■ Task to carry out: Print the listing in its entirety and exactly, leaving out images.

(Dataset rows about figures)
⁂
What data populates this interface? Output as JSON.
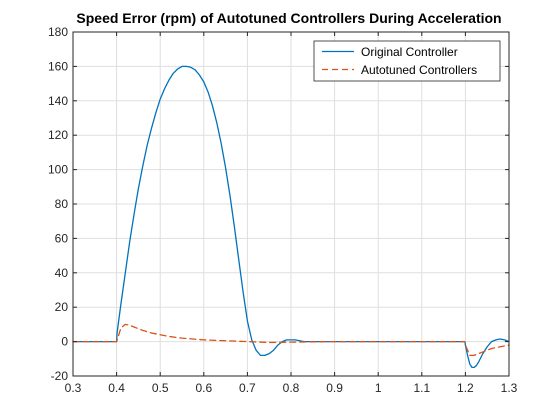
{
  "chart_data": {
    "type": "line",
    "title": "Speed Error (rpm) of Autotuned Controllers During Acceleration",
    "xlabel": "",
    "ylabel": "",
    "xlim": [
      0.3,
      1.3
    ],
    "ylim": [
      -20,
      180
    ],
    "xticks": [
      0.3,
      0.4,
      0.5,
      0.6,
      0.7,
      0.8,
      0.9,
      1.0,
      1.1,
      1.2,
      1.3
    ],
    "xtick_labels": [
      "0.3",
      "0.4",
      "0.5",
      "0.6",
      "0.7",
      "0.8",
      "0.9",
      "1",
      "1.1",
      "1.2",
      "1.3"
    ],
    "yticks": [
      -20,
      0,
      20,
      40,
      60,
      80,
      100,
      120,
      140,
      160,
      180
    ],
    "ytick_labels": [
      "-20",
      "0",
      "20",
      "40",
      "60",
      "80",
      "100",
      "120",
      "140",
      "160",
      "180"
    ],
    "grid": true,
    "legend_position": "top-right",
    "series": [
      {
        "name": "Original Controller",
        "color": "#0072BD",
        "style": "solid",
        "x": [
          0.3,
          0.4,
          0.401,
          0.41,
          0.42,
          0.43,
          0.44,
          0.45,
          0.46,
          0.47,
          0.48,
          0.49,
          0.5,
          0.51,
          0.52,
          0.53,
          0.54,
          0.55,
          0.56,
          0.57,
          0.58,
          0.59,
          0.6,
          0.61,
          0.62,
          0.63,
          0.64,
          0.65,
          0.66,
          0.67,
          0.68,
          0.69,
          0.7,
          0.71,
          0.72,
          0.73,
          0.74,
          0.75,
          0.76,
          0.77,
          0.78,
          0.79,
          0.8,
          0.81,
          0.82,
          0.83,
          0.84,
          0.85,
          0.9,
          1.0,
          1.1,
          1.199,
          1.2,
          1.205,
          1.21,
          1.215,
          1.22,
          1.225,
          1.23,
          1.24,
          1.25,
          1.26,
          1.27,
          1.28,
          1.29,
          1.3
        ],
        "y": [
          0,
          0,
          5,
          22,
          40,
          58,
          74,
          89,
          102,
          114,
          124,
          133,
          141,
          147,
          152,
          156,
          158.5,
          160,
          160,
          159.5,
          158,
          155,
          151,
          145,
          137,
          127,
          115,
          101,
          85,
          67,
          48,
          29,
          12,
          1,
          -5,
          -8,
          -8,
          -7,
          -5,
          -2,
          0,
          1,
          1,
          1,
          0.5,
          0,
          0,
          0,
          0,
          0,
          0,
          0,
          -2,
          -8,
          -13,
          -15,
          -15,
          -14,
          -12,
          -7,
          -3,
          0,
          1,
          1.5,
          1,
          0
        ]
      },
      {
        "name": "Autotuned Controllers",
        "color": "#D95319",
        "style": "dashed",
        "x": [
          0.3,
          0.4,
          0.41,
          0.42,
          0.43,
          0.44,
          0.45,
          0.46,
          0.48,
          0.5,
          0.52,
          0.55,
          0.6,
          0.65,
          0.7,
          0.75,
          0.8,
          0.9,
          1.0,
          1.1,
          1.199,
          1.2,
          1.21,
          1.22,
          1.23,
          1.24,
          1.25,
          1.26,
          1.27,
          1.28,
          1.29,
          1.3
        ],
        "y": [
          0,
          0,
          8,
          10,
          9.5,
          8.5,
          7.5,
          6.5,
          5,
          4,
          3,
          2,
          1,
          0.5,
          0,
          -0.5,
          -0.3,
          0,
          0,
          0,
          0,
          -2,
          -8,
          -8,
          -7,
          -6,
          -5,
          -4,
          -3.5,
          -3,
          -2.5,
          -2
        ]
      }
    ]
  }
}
⁂
■ Result:
What data populates this interface? Output as JSON.
{
  "chart_data": {
    "type": "line",
    "title": "Speed Error (rpm) of Autotuned Controllers During Acceleration",
    "xlabel": "",
    "ylabel": "",
    "xlim": [
      0.3,
      1.3
    ],
    "ylim": [
      -20,
      180
    ],
    "xticks": [
      0.3,
      0.4,
      0.5,
      0.6,
      0.7,
      0.8,
      0.9,
      1.0,
      1.1,
      1.2,
      1.3
    ],
    "xtick_labels": [
      "0.3",
      "0.4",
      "0.5",
      "0.6",
      "0.7",
      "0.8",
      "0.9",
      "1",
      "1.1",
      "1.2",
      "1.3"
    ],
    "yticks": [
      -20,
      0,
      20,
      40,
      60,
      80,
      100,
      120,
      140,
      160,
      180
    ],
    "ytick_labels": [
      "-20",
      "0",
      "20",
      "40",
      "60",
      "80",
      "100",
      "120",
      "140",
      "160",
      "180"
    ],
    "grid": true,
    "legend_position": "top-right",
    "series": [
      {
        "name": "Original Controller",
        "color": "#0072BD",
        "style": "solid",
        "x": [
          0.3,
          0.4,
          0.401,
          0.41,
          0.42,
          0.43,
          0.44,
          0.45,
          0.46,
          0.47,
          0.48,
          0.49,
          0.5,
          0.51,
          0.52,
          0.53,
          0.54,
          0.55,
          0.56,
          0.57,
          0.58,
          0.59,
          0.6,
          0.61,
          0.62,
          0.63,
          0.64,
          0.65,
          0.66,
          0.67,
          0.68,
          0.69,
          0.7,
          0.71,
          0.72,
          0.73,
          0.74,
          0.75,
          0.76,
          0.77,
          0.78,
          0.79,
          0.8,
          0.81,
          0.82,
          0.83,
          0.84,
          0.85,
          0.9,
          1.0,
          1.1,
          1.199,
          1.2,
          1.205,
          1.21,
          1.215,
          1.22,
          1.225,
          1.23,
          1.24,
          1.25,
          1.26,
          1.27,
          1.28,
          1.29,
          1.3
        ],
        "y": [
          0,
          0,
          5,
          22,
          40,
          58,
          74,
          89,
          102,
          114,
          124,
          133,
          141,
          147,
          152,
          156,
          158.5,
          160,
          160,
          159.5,
          158,
          155,
          151,
          145,
          137,
          127,
          115,
          101,
          85,
          67,
          48,
          29,
          12,
          1,
          -5,
          -8,
          -8,
          -7,
          -5,
          -2,
          0,
          1,
          1,
          1,
          0.5,
          0,
          0,
          0,
          0,
          0,
          0,
          0,
          -2,
          -8,
          -13,
          -15,
          -15,
          -14,
          -12,
          -7,
          -3,
          0,
          1,
          1.5,
          1,
          0
        ]
      },
      {
        "name": "Autotuned Controllers",
        "color": "#D95319",
        "style": "dashed",
        "x": [
          0.3,
          0.4,
          0.41,
          0.42,
          0.43,
          0.44,
          0.45,
          0.46,
          0.48,
          0.5,
          0.52,
          0.55,
          0.6,
          0.65,
          0.7,
          0.75,
          0.8,
          0.9,
          1.0,
          1.1,
          1.199,
          1.2,
          1.21,
          1.22,
          1.23,
          1.24,
          1.25,
          1.26,
          1.27,
          1.28,
          1.29,
          1.3
        ],
        "y": [
          0,
          0,
          8,
          10,
          9.5,
          8.5,
          7.5,
          6.5,
          5,
          4,
          3,
          2,
          1,
          0.5,
          0,
          -0.5,
          -0.3,
          0,
          0,
          0,
          0,
          -2,
          -8,
          -8,
          -7,
          -6,
          -5,
          -4,
          -3.5,
          -3,
          -2.5,
          -2
        ]
      }
    ]
  }
}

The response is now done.